**EXERCISE BRIEF:** Send back the records in full, character for character.

**RECORDS:**
= = = = = = =

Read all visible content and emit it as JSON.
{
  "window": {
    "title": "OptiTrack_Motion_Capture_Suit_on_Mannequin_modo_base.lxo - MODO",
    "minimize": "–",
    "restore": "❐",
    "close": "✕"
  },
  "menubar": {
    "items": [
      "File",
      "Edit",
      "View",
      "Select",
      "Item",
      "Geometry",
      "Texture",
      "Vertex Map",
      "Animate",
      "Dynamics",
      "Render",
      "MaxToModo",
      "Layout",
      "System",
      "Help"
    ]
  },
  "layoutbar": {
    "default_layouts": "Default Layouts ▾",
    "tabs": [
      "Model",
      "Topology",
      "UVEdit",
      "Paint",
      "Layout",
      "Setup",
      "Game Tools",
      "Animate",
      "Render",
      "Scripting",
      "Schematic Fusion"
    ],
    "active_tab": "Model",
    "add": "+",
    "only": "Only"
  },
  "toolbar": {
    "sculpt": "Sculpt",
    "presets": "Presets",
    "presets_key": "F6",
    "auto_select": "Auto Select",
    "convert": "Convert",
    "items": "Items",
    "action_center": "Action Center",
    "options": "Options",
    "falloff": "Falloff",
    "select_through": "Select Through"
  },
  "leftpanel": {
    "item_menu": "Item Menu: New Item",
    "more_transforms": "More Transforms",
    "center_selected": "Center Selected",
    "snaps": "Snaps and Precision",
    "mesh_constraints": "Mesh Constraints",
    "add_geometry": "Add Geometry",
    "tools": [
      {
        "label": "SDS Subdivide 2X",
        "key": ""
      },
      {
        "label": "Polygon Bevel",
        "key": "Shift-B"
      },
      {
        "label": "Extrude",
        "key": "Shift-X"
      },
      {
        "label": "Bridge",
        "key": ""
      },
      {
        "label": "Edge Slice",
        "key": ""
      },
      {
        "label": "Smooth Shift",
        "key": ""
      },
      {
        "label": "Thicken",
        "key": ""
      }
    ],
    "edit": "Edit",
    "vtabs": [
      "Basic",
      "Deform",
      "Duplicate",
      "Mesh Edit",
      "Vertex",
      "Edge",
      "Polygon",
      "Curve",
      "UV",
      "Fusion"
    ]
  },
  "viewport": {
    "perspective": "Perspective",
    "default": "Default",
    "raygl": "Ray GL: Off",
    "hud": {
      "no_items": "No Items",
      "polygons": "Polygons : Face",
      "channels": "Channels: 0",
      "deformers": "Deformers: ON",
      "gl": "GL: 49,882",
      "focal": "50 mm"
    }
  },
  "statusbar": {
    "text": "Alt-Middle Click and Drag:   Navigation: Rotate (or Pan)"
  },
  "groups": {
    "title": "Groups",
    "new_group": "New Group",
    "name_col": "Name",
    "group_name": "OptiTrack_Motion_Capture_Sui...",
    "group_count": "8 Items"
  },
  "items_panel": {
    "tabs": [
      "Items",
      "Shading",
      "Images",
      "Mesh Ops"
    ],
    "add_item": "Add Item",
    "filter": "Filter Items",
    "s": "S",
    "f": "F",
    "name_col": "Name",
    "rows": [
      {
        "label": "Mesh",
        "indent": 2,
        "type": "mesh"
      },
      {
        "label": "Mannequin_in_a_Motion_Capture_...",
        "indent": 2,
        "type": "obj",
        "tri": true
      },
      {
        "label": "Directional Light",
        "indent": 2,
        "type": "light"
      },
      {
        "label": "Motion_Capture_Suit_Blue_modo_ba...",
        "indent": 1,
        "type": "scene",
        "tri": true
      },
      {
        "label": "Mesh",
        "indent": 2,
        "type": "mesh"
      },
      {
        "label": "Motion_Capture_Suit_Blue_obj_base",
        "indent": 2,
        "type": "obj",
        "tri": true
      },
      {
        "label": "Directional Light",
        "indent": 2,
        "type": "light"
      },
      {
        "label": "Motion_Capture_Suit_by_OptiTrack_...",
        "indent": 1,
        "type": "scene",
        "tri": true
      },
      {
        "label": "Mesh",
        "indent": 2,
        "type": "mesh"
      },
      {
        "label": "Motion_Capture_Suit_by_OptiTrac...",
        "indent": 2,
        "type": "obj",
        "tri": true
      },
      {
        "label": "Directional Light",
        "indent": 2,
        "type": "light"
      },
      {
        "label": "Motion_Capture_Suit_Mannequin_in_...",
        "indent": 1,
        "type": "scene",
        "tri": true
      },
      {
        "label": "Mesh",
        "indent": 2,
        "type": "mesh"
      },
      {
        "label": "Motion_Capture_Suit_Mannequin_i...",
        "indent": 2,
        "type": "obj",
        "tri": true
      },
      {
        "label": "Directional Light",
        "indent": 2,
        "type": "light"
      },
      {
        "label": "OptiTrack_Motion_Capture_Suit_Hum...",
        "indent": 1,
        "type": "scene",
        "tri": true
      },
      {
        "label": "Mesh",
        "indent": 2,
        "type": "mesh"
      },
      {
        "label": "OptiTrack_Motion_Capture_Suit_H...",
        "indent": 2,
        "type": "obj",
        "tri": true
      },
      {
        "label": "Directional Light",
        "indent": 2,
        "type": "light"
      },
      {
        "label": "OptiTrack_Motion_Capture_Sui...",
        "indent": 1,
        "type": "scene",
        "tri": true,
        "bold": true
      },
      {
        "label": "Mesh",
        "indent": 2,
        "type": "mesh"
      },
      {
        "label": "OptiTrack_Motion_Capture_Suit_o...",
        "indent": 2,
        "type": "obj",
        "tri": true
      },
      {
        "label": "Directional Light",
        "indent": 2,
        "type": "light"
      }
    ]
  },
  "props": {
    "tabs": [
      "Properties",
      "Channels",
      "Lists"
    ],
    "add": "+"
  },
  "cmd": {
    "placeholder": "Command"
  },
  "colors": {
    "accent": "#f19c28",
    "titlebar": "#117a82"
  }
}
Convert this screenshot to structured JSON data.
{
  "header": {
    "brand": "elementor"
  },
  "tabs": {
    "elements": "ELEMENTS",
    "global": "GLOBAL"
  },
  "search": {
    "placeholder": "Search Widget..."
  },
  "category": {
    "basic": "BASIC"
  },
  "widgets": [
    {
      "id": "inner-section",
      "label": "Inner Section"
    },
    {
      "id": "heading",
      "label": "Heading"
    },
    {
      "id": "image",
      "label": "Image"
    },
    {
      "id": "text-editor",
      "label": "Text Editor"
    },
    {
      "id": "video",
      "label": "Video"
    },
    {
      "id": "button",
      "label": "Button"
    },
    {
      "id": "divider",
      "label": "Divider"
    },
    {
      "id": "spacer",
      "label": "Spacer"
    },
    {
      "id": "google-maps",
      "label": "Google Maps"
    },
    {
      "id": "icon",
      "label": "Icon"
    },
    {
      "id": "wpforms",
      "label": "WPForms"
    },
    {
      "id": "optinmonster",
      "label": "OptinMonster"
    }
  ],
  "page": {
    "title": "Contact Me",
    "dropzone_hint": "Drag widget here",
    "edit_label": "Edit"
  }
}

= = = = = = =

**WRITTEN SOLUTION:**
Read all visible content and emit it as JSON.
{
  "window": {
    "title": "OptiTrack_Motion_Capture_Suit_on_Mannequin_modo_base.lxo - MODO",
    "minimize": "–",
    "restore": "❐",
    "close": "✕"
  },
  "menubar": {
    "items": [
      "File",
      "Edit",
      "View",
      "Select",
      "Item",
      "Geometry",
      "Texture",
      "Vertex Map",
      "Animate",
      "Dynamics",
      "Render",
      "MaxToModo",
      "Layout",
      "System",
      "Help"
    ]
  },
  "layoutbar": {
    "default_layouts": "Default Layouts ▾",
    "tabs": [
      "Model",
      "Topology",
      "UVEdit",
      "Paint",
      "Layout",
      "Setup",
      "Game Tools",
      "Animate",
      "Render",
      "Scripting",
      "Schematic Fusion"
    ],
    "active_tab": "Model",
    "add": "+",
    "only": "Only"
  },
  "toolbar": {
    "sculpt": "Sculpt",
    "presets": "Presets",
    "presets_key": "F6",
    "auto_select": "Auto Select",
    "convert": "Convert",
    "items": "Items",
    "action_center": "Action Center",
    "options": "Options",
    "falloff": "Falloff",
    "select_through": "Select Through"
  },
  "leftpanel": {
    "item_menu": "Item Menu: New Item",
    "more_transforms": "More Transforms",
    "center_selected": "Center Selected",
    "snaps": "Snaps and Precision",
    "mesh_constraints": "Mesh Constraints",
    "add_geometry": "Add Geometry",
    "tools": [
      {
        "label": "SDS Subdivide 2X",
        "key": ""
      },
      {
        "label": "Polygon Bevel",
        "key": "Shift-B"
      },
      {
        "label": "Extrude",
        "key": "Shift-X"
      },
      {
        "label": "Bridge",
        "key": ""
      },
      {
        "label": "Edge Slice",
        "key": ""
      },
      {
        "label": "Smooth Shift",
        "key": ""
      },
      {
        "label": "Thicken",
        "key": ""
      }
    ],
    "edit": "Edit",
    "vtabs": [
      "Basic",
      "Deform",
      "Duplicate",
      "Mesh Edit",
      "Vertex",
      "Edge",
      "Polygon",
      "Curve",
      "UV",
      "Fusion"
    ]
  },
  "viewport": {
    "perspective": "Perspective",
    "default": "Default",
    "raygl": "Ray GL: Off",
    "hud": {
      "no_items": "No Items",
      "polygons": "Polygons : Face",
      "channels": "Channels: 0",
      "deformers": "Deformers: ON",
      "gl": "GL: 49,882",
      "focal": "50 mm"
    }
  },
  "statusbar": {
    "text": "Alt-Middle Click and Drag:   Navigation: Rotate (or Pan)"
  },
  "groups": {
    "title": "Groups",
    "new_group": "New Group",
    "name_col": "Name",
    "group_name": "OptiTrack_Motion_Capture_Sui...",
    "group_count": "8 Items"
  },
  "items_panel": {
    "tabs": [
      "Items",
      "Shading",
      "Images",
      "Mesh Ops"
    ],
    "add_item": "Add Item",
    "filter": "Filter Items",
    "s": "S",
    "f": "F",
    "name_col": "Name",
    "rows": [
      {
        "label": "Mesh",
        "indent": 2,
        "type": "mesh"
      },
      {
        "label": "Mannequin_in_a_Motion_Capture_...",
        "indent": 2,
        "type": "obj",
        "tri": true
      },
      {
        "label": "Directional Light",
        "indent": 2,
        "type": "light"
      },
      {
        "label": "Motion_Capture_Suit_Blue_modo_ba...",
        "indent": 1,
        "type": "scene",
        "tri": true
      },
      {
        "label": "Mesh",
        "indent": 2,
        "type": "mesh"
      },
      {
        "label": "Motion_Capture_Suit_Blue_obj_base",
        "indent": 2,
        "type": "obj",
        "tri": true
      },
      {
        "label": "Directional Light",
        "indent": 2,
        "type": "light"
      },
      {
        "label": "Motion_Capture_Suit_by_OptiTrack_...",
        "indent": 1,
        "type": "scene",
        "tri": true
      },
      {
        "label": "Mesh",
        "indent": 2,
        "type": "mesh"
      },
      {
        "label": "Motion_Capture_Suit_by_OptiTrac...",
        "indent": 2,
        "type": "obj",
        "tri": true
      },
      {
        "label": "Directional Light",
        "indent": 2,
        "type": "light"
      },
      {
        "label": "Motion_Capture_Suit_Mannequin_in_...",
        "indent": 1,
        "type": "scene",
        "tri": true
      },
      {
        "label": "Mesh",
        "indent": 2,
        "type": "mesh"
      },
      {
        "label": "Motion_Capture_Suit_Mannequin_i...",
        "indent": 2,
        "type": "obj",
        "tri": true
      },
      {
        "label": "Directional Light",
        "indent": 2,
        "type": "light"
      },
      {
        "label": "OptiTrack_Motion_Capture_Suit_Hum...",
        "indent": 1,
        "type": "scene",
        "tri": true
      },
      {
        "label": "Mesh",
        "indent": 2,
        "type": "mesh"
      },
      {
        "label": "OptiTrack_Motion_Capture_Suit_H...",
        "indent": 2,
        "type": "obj",
        "tri": true
      },
      {
        "label": "Directional Light",
        "indent": 2,
        "type": "light"
      },
      {
        "label": "OptiTrack_Motion_Capture_Sui...",
        "indent": 1,
        "type": "scene",
        "tri": true,
        "bold": true
      },
      {
        "label": "Mesh",
        "indent": 2,
        "type": "mesh"
      },
      {
        "label": "OptiTrack_Motion_Capture_Suit_o...",
        "indent": 2,
        "type": "obj",
        "tri": true
      },
      {
        "label": "Directional Light",
        "indent": 2,
        "type": "light"
      }
    ]
  },
  "props": {
    "tabs": [
      "Properties",
      "Channels",
      "Lists"
    ],
    "add": "+"
  },
  "cmd": {
    "placeholder": "Command"
  },
  "colors": {
    "accent": "#f19c28",
    "titlebar": "#117a82"
  }
}
Convert this screenshot to structured JSON data.
{
  "header": {
    "brand": "elementor"
  },
  "tabs": {
    "elements": "ELEMENTS",
    "global": "GLOBAL"
  },
  "search": {
    "placeholder": "Search Widget..."
  },
  "category": {
    "basic": "BASIC"
  },
  "widgets": [
    {
      "id": "inner-section",
      "label": "Inner Section"
    },
    {
      "id": "heading",
      "label": "Heading"
    },
    {
      "id": "image",
      "label": "Image"
    },
    {
      "id": "text-editor",
      "label": "Text Editor"
    },
    {
      "id": "video",
      "label": "Video"
    },
    {
      "id": "button",
      "label": "Button"
    },
    {
      "id": "divider",
      "label": "Divider"
    },
    {
      "id": "spacer",
      "label": "Spacer"
    },
    {
      "id": "google-maps",
      "label": "Google Maps"
    },
    {
      "id": "icon",
      "label": "Icon"
    },
    {
      "id": "wpforms",
      "label": "WPForms"
    },
    {
      "id": "optinmonster",
      "label": "OptinMonster"
    }
  ],
  "page": {
    "title": "Contact Me",
    "dropzone_hint": "Drag widget here",
    "edit_label": "Edit"
  }
}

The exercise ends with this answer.